## Aim of the task
Return the entries below verbatim. Pictures stay out.
========================================
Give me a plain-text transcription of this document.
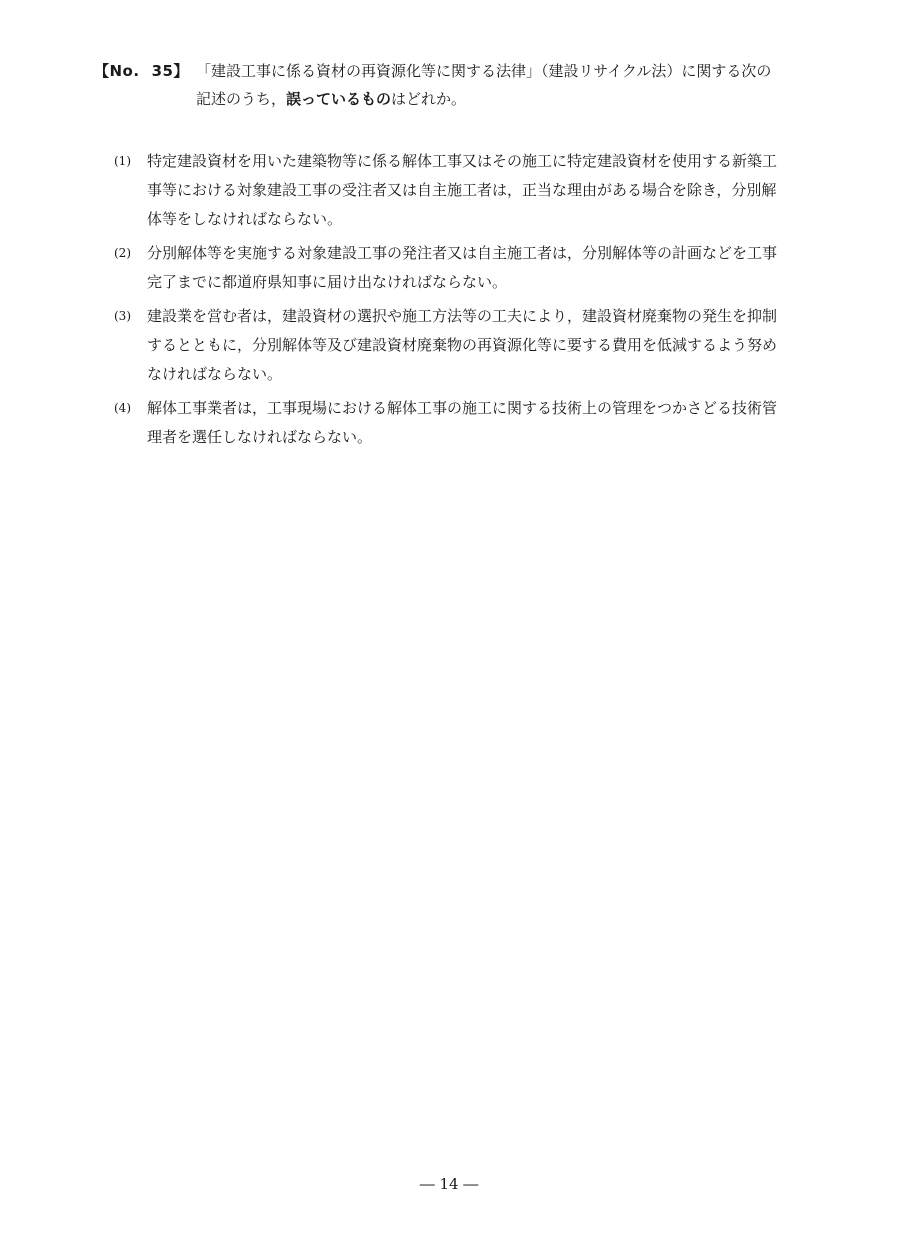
【No. 35】 「建設工事に係る資材の再資源化等に関する法律」（建設リサイクル法）に関する次の
記述のうち，誤っているものはどれか。
(1)	特定建設資材を用いた建築物等に係る解体工事又はその施工に特定建設資材を使用する新築工
事等における対象建設工事の受注者又は自主施工者は，正当な理由がある場合を除き，分別解
体等をしなければならない。
(2)	分別解体等を実施する対象建設工事の発注者又は自主施工者は，分別解体等の計画などを工事
完了までに都道府県知事に届け出なければならない。
(3)	建設業を営む者は，建設資材の選択や施工方法等の工夫により，建設資材廃棄物の発生を抑制
するとともに，分別解体等及び建設資材廃棄物の再資源化等に要する費用を低減するよう努め
なければならない。
(4)	解体工事業者は，工事現場における解体工事の施工に関する技術上の管理をつかさどる技術管
理者を選任しなければならない。
― 14 ―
========================================
## Response
Give me a plain-text transcription of this document.
【No. 35】 「建設工事に係る資材の再資源化等に関する法律」（建設リサイクル法）に関する次の
記述のうち，誤っているものはどれか。
(1)	特定建設資材を用いた建築物等に係る解体工事又はその施工に特定建設資材を使用する新築工
事等における対象建設工事の受注者又は自主施工者は，正当な理由がある場合を除き，分別解
体等をしなければならない。
(2)	分別解体等を実施する対象建設工事の発注者又は自主施工者は，分別解体等の計画などを工事
完了までに都道府県知事に届け出なければならない。
(3)	建設業を営む者は，建設資材の選択や施工方法等の工夫により，建設資材廃棄物の発生を抑制
するとともに，分別解体等及び建設資材廃棄物の再資源化等に要する費用を低減するよう努め
なければならない。
(4)	解体工事業者は，工事現場における解体工事の施工に関する技術上の管理をつかさどる技術管
理者を選任しなければならない。
― 14 ―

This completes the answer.